## Records for the task:
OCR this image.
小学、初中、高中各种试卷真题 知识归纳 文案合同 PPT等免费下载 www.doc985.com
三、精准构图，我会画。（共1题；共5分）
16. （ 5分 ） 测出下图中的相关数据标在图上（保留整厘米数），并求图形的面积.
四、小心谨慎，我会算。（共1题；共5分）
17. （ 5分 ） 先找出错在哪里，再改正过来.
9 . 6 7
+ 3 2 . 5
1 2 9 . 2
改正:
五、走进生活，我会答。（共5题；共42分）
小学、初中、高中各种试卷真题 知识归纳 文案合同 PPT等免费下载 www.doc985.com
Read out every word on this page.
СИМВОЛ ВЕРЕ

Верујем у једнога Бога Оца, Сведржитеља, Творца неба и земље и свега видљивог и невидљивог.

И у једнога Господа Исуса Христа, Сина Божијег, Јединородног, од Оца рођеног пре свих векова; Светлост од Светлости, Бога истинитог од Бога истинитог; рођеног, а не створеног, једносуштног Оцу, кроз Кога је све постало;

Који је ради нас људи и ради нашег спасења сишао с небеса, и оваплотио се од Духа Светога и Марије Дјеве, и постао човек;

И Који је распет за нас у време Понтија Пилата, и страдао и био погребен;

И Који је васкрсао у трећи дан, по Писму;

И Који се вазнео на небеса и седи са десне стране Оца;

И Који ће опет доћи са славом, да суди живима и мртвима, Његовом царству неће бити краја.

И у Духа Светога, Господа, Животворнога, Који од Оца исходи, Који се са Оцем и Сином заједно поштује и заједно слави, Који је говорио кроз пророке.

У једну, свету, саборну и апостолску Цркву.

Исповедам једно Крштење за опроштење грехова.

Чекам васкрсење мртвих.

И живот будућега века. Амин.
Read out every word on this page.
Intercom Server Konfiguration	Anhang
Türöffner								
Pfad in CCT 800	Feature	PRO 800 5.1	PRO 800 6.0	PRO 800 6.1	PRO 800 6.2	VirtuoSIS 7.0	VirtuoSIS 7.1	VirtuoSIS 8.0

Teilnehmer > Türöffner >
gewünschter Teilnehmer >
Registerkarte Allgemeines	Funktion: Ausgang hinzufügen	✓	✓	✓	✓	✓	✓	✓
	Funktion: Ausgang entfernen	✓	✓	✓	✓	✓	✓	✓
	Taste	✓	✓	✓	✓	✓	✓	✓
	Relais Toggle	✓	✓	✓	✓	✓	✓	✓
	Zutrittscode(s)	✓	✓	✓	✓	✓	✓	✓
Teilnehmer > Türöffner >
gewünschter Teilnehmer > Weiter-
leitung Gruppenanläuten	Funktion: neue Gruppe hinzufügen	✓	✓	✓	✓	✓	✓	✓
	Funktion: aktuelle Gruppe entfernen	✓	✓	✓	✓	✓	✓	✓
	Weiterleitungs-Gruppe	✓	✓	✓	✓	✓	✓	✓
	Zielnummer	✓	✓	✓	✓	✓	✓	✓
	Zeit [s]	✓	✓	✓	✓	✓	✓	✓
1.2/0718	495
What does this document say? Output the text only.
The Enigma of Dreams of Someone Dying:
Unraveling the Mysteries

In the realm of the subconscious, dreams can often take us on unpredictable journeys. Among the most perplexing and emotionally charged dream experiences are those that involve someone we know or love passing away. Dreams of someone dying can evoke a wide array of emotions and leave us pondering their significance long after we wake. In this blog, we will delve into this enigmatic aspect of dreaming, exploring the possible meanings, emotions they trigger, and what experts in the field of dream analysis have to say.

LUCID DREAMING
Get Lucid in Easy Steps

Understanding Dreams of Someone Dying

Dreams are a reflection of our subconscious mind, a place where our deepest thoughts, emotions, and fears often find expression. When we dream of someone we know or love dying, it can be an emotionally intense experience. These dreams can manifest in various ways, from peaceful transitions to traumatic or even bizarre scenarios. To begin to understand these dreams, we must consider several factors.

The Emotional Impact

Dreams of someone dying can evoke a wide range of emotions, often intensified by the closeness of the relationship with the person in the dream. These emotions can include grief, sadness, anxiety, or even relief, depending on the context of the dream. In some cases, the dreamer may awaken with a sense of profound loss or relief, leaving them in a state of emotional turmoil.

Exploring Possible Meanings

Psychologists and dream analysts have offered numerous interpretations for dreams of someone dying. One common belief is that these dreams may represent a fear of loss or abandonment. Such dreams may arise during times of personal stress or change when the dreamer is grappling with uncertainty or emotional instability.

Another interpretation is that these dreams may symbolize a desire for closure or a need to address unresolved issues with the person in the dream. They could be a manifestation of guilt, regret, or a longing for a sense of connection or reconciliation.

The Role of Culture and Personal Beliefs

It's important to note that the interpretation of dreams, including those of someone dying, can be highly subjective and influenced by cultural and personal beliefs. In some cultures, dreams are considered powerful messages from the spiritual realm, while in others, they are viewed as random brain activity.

## What the exercise asks:
All of the entries above must be quoted exactly.

## Task output:
OCR this image.
小学、初中、高中各种试卷真题 知识归纳 文案合同 PPT等免费下载 www.doc985.com
三、精准构图，我会画。（共1题；共5分）
16. （ 5分 ） 测出下图中的相关数据标在图上（保留整厘米数），并求图形的面积.
四、小心谨慎，我会算。（共1题；共5分）
17. （ 5分 ） 先找出错在哪里，再改正过来.
9 . 6 7
+ 3 2 . 5
1 2 9 . 2
改正:
五、走进生活，我会答。（共5题；共42分）
小学、初中、高中各种试卷真题 知识归纳 文案合同 PPT等免费下载 www.doc985.com
Read out every word on this page.
СИМВОЛ ВЕРЕ

Верујем у једнога Бога Оца, Сведржитеља, Творца неба и земље и свега видљивог и невидљивог.

И у једнога Господа Исуса Христа, Сина Божијег, Јединородног, од Оца рођеног пре свих векова; Светлост од Светлости, Бога истинитог од Бога истинитог; рођеног, а не створеног, једносуштног Оцу, кроз Кога је све постало;

Који је ради нас људи и ради нашег спасења сишао с небеса, и оваплотио се од Духа Светога и Марије Дјеве, и постао човек;

И Који је распет за нас у време Понтија Пилата, и страдао и био погребен;

И Који је васкрсао у трећи дан, по Писму;

И Који се вазнео на небеса и седи са десне стране Оца;

И Који ће опет доћи са славом, да суди живима и мртвима, Његовом царству неће бити краја.

И у Духа Светога, Господа, Животворнога, Који од Оца исходи, Који се са Оцем и Сином заједно поштује и заједно слави, Који је говорио кроз пророке.

У једну, свету, саборну и апостолску Цркву.

Исповедам једно Крштење за опроштење грехова.

Чекам васкрсење мртвих.

И живот будућега века. Амин.
Read out every word on this page.
Intercom Server Konfiguration	Anhang
Türöffner								
Pfad in CCT 800	Feature	PRO 800 5.1	PRO 800 6.0	PRO 800 6.1	PRO 800 6.2	VirtuoSIS 7.0	VirtuoSIS 7.1	VirtuoSIS 8.0

Teilnehmer > Türöffner >
gewünschter Teilnehmer >
Registerkarte Allgemeines	Funktion: Ausgang hinzufügen	✓	✓	✓	✓	✓	✓	✓
	Funktion: Ausgang entfernen	✓	✓	✓	✓	✓	✓	✓
	Taste	✓	✓	✓	✓	✓	✓	✓
	Relais Toggle	✓	✓	✓	✓	✓	✓	✓
	Zutrittscode(s)	✓	✓	✓	✓	✓	✓	✓
Teilnehmer > Türöffner >
gewünschter Teilnehmer > Weiter-
leitung Gruppenanläuten	Funktion: neue Gruppe hinzufügen	✓	✓	✓	✓	✓	✓	✓
	Funktion: aktuelle Gruppe entfernen	✓	✓	✓	✓	✓	✓	✓
	Weiterleitungs-Gruppe	✓	✓	✓	✓	✓	✓	✓
	Zielnummer	✓	✓	✓	✓	✓	✓	✓
	Zeit [s]	✓	✓	✓	✓	✓	✓	✓
1.2/0718	495
What does this document say? Output the text only.
The Enigma of Dreams of Someone Dying:
Unraveling the Mysteries

In the realm of the subconscious, dreams can often take us on unpredictable journeys. Among the most perplexing and emotionally charged dream experiences are those that involve someone we know or love passing away. Dreams of someone dying can evoke a wide array of emotions and leave us pondering their significance long after we wake. In this blog, we will delve into this enigmatic aspect of dreaming, exploring the possible meanings, emotions they trigger, and what experts in the field of dream analysis have to say.

LUCID DREAMING
Get Lucid in Easy Steps

Understanding Dreams of Someone Dying

Dreams are a reflection of our subconscious mind, a place where our deepest thoughts, emotions, and fears often find expression. When we dream of someone we know or love dying, it can be an emotionally intense experience. These dreams can manifest in various ways, from peaceful transitions to traumatic or even bizarre scenarios. To begin to understand these dreams, we must consider several factors.

The Emotional Impact

Dreams of someone dying can evoke a wide range of emotions, often intensified by the closeness of the relationship with the person in the dream. These emotions can include grief, sadness, anxiety, or even relief, depending on the context of the dream. In some cases, the dreamer may awaken with a sense of profound loss or relief, leaving them in a state of emotional turmoil.

Exploring Possible Meanings

Psychologists and dream analysts have offered numerous interpretations for dreams of someone dying. One common belief is that these dreams may represent a fear of loss or abandonment. Such dreams may arise during times of personal stress or change when the dreamer is grappling with uncertainty or emotional instability.

Another interpretation is that these dreams may symbolize a desire for closure or a need to address unresolved issues with the person in the dream. They could be a manifestation of guilt, regret, or a longing for a sense of connection or reconciliation.

The Role of Culture and Personal Beliefs

It's important to note that the interpretation of dreams, including those of someone dying, can be highly subjective and influenced by cultural and personal beliefs. In some cultures, dreams are considered powerful messages from the spiritual realm, while in others, they are viewed as random brain activity.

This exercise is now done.